JOB: Using the entries that follow, collect the lines where the word "content" appears.

--- start of TASK INPUT ---

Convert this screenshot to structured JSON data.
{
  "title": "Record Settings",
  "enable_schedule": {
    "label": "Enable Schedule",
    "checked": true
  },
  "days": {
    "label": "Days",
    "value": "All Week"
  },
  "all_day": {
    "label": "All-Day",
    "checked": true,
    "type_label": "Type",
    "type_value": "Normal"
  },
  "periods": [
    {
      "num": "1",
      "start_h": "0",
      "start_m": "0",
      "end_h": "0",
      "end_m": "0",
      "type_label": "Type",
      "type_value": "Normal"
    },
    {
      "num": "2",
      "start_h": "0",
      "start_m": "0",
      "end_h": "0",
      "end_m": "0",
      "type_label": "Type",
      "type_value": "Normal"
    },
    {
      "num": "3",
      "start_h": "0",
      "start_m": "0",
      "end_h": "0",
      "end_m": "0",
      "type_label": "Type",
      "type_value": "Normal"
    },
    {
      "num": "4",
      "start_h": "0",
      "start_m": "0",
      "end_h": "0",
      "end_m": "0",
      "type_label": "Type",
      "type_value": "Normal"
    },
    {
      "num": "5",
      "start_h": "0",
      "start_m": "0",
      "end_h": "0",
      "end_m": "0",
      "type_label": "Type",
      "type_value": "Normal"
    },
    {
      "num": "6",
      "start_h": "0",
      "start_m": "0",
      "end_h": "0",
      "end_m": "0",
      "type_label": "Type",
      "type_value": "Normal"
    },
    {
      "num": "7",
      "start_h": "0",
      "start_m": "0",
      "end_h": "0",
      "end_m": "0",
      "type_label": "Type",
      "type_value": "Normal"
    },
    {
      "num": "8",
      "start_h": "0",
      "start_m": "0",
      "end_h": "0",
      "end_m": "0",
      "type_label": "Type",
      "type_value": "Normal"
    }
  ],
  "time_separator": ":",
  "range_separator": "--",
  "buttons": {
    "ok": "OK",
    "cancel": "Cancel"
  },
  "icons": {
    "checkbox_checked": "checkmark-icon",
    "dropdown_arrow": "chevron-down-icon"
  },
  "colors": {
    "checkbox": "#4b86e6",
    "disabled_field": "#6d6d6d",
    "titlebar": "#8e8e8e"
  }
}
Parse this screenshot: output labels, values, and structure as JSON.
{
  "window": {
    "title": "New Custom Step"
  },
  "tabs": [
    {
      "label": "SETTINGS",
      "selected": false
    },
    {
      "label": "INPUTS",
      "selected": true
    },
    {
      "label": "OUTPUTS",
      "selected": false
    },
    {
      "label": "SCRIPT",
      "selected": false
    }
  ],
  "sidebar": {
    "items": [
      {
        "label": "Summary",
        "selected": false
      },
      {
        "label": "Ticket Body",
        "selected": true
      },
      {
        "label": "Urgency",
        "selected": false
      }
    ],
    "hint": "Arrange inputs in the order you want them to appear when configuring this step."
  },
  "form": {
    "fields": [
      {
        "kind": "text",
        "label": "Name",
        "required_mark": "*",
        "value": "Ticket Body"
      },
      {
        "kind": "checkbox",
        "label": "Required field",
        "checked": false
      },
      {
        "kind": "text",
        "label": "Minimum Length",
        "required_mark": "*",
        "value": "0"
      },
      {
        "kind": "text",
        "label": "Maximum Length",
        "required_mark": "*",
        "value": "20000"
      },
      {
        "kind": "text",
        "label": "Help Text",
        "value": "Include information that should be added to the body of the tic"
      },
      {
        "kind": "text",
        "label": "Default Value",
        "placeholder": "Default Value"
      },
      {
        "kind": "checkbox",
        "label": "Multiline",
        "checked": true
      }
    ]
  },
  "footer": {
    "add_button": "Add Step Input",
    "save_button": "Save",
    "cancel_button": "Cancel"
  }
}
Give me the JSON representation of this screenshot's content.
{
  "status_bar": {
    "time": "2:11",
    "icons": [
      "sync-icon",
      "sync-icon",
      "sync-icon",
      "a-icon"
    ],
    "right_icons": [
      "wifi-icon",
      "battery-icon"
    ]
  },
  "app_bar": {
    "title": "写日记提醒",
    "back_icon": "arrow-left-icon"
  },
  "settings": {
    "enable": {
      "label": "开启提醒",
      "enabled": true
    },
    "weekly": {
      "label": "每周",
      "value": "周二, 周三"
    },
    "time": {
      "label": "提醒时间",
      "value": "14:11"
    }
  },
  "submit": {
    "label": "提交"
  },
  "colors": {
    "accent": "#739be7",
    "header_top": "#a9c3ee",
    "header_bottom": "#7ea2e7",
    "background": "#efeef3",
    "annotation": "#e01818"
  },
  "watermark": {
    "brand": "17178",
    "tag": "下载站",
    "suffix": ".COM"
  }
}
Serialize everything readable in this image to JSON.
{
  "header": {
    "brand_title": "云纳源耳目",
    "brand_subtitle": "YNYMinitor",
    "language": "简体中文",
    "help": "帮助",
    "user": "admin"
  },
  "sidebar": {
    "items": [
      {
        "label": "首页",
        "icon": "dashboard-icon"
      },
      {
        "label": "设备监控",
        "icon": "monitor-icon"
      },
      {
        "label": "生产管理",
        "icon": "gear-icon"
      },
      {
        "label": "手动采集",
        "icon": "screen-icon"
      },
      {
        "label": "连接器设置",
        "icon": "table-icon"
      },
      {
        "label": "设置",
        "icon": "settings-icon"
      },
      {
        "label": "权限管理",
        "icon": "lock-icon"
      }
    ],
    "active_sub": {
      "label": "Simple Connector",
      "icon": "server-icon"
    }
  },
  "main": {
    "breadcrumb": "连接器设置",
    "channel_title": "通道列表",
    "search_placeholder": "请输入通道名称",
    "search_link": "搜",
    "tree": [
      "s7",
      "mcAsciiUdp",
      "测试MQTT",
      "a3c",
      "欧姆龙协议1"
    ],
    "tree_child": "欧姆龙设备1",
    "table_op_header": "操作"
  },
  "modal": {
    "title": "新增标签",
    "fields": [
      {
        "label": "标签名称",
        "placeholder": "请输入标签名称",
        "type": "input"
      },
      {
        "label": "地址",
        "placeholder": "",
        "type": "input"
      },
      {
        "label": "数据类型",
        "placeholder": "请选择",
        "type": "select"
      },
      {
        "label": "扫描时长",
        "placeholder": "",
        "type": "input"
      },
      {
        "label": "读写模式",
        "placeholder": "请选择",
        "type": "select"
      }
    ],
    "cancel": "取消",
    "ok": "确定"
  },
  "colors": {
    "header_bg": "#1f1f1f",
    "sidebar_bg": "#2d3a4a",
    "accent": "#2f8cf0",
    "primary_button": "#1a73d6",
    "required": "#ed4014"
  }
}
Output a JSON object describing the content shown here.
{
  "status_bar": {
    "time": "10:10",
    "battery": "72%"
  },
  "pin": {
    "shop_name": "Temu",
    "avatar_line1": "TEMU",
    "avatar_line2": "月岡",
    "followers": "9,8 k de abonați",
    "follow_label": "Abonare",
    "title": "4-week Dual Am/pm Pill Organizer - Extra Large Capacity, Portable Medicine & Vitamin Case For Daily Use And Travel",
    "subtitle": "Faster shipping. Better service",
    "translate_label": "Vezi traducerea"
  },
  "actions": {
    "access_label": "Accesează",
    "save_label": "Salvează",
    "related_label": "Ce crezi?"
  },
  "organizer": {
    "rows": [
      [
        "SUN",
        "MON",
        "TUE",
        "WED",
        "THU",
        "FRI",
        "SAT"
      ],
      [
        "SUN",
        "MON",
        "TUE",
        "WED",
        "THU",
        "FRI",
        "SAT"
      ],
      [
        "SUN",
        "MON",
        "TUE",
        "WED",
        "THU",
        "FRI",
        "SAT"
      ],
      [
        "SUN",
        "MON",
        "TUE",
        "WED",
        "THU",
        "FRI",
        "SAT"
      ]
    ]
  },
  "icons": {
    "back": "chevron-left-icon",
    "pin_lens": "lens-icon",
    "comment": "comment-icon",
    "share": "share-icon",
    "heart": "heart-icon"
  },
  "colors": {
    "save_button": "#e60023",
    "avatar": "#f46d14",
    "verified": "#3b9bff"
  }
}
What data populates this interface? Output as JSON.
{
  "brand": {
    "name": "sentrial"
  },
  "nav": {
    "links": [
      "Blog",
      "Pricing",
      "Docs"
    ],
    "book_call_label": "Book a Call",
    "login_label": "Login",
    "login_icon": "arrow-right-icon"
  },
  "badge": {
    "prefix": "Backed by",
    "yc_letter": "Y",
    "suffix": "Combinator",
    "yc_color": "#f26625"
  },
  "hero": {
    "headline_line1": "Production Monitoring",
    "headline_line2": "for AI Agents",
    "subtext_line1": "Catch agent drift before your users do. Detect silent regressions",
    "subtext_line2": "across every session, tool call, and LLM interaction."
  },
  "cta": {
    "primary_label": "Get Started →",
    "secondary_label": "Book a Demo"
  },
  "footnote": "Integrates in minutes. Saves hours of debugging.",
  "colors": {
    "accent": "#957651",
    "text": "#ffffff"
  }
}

--- end of TASK INPUT ---

REPLY TO THE EXERCISE:
Give me the JSON representation of this screenshot's content.
Output a JSON object describing the content shown here.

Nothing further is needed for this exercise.